> [Provided text]:

========================================================================

The sheet feed portion 2 includes a sheet feed cassette storing the sheet S, a feed roller 21 feeding the sheet S stored in the sheet feed cassette 20, and a separating and conveying portion 22 conveying the sheet S fed by the feed roller 21 while separating one by one.

The sheet conveying portion 3 includes a first conveying roller pair (sheet conveying portion) 30 conveying the sheet S conveyed thereto by the separating conveying portion 22, and a skew correcting portion 100 correcting a skew of the sheet S conveyed thereto by the first conveying roller pair 30. It is noted that the skew correcting portion 100 will be described later in detail. Still further, although the sheet conveying portion 3 will be explained by exemplifying the first conveying roller pair 30 in the present embodiment, the sheet conveying portion is not limited to a roller pair as long as the sheet conveying portion is configured to be able to convey a sheet.

========================================================================

Annotated element listings:

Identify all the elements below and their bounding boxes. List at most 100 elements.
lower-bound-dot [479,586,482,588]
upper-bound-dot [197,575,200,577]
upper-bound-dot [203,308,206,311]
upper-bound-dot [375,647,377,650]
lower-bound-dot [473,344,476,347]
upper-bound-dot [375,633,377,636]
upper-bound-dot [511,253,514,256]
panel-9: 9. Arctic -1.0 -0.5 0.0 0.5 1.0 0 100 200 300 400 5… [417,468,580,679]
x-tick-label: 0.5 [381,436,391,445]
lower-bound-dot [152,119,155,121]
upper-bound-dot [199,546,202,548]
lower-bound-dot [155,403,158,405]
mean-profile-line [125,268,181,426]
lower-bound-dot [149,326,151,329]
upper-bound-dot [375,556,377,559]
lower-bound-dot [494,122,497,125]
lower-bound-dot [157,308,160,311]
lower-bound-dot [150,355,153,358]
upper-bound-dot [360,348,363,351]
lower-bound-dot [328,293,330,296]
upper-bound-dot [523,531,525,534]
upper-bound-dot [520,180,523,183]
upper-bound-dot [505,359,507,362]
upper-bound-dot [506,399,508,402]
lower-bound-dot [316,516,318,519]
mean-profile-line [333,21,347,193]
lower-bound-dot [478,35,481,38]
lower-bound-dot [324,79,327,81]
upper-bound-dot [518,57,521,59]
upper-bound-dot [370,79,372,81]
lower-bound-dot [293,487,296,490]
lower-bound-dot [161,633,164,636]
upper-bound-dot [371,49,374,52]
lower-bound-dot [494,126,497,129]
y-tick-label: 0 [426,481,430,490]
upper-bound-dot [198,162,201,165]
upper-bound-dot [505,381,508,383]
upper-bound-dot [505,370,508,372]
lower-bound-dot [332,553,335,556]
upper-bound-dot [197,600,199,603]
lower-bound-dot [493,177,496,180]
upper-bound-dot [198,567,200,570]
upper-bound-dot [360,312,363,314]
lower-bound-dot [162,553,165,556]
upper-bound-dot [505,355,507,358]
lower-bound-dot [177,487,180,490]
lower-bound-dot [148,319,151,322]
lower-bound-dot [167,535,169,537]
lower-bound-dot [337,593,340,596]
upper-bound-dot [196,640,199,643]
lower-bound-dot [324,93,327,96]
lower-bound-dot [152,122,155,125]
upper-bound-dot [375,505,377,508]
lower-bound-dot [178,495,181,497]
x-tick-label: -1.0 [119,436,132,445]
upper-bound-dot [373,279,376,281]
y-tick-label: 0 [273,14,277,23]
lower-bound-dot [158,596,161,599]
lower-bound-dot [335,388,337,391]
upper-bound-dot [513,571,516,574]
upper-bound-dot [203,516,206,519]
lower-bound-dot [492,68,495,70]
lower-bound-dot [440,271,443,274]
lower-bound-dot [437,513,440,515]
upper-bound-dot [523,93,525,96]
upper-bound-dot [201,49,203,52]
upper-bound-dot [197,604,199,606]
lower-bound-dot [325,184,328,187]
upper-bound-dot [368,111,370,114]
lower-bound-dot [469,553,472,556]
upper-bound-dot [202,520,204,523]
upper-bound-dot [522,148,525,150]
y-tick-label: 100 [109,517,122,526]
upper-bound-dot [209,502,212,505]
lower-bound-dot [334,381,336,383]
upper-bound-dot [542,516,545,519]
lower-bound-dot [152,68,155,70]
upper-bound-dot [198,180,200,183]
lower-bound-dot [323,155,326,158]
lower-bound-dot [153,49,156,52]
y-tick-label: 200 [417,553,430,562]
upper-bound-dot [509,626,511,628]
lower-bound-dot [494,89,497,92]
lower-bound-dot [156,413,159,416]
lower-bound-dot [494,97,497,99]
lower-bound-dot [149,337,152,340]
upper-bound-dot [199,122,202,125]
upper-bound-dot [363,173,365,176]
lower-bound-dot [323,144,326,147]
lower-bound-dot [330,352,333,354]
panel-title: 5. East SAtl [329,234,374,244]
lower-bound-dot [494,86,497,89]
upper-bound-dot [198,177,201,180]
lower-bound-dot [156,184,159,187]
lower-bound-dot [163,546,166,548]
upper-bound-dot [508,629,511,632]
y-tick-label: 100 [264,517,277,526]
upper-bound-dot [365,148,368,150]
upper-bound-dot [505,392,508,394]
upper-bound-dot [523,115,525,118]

========================================================================

> [The task]: Write the next part of the passage describing the sheet feed portion and the sheet conveying portion, starting right after its final sentence.

> [Output of the task]:
The image forming portion 4 includes four process cartridges 40Y, 40M, 40C, and 40K forming four color images of yellow (Y), magenta (M), cyan (C), and black (K), and a laser scanner unit 41 irradiating a laser beam based on image information. The process cartridge 40Y includes a photoconductive drum 42Y on which an electrostatic latent image is formed and a developer 43Y developing the electrostatic latent image on the photoconductive drum 42Y. It is noted that because the four process cartridges 40Y through 40K are constructed in the same manner except of the colors of the images to be formed, an explanation of the process cartridges 40M through 40K will be omitted here. The image forming portion 4 also includes an intermediate transfer belt 44 on which toner images of the photoconductive drum 42Y through 42K are primarily transferred, and primary transfer rollers 45Y, 45M, 45C, and 45K primarily transferring the toner images on the photoconductive drum 42Y through 42K to the intermediate transfer belt 44. The image forming portion 4 also includes a secondary transfer roller 46 secondarily transferring the primarily transferred toner image on the sheet S and a fixing portion 47 heating and fixing the secondarily transferred toner image.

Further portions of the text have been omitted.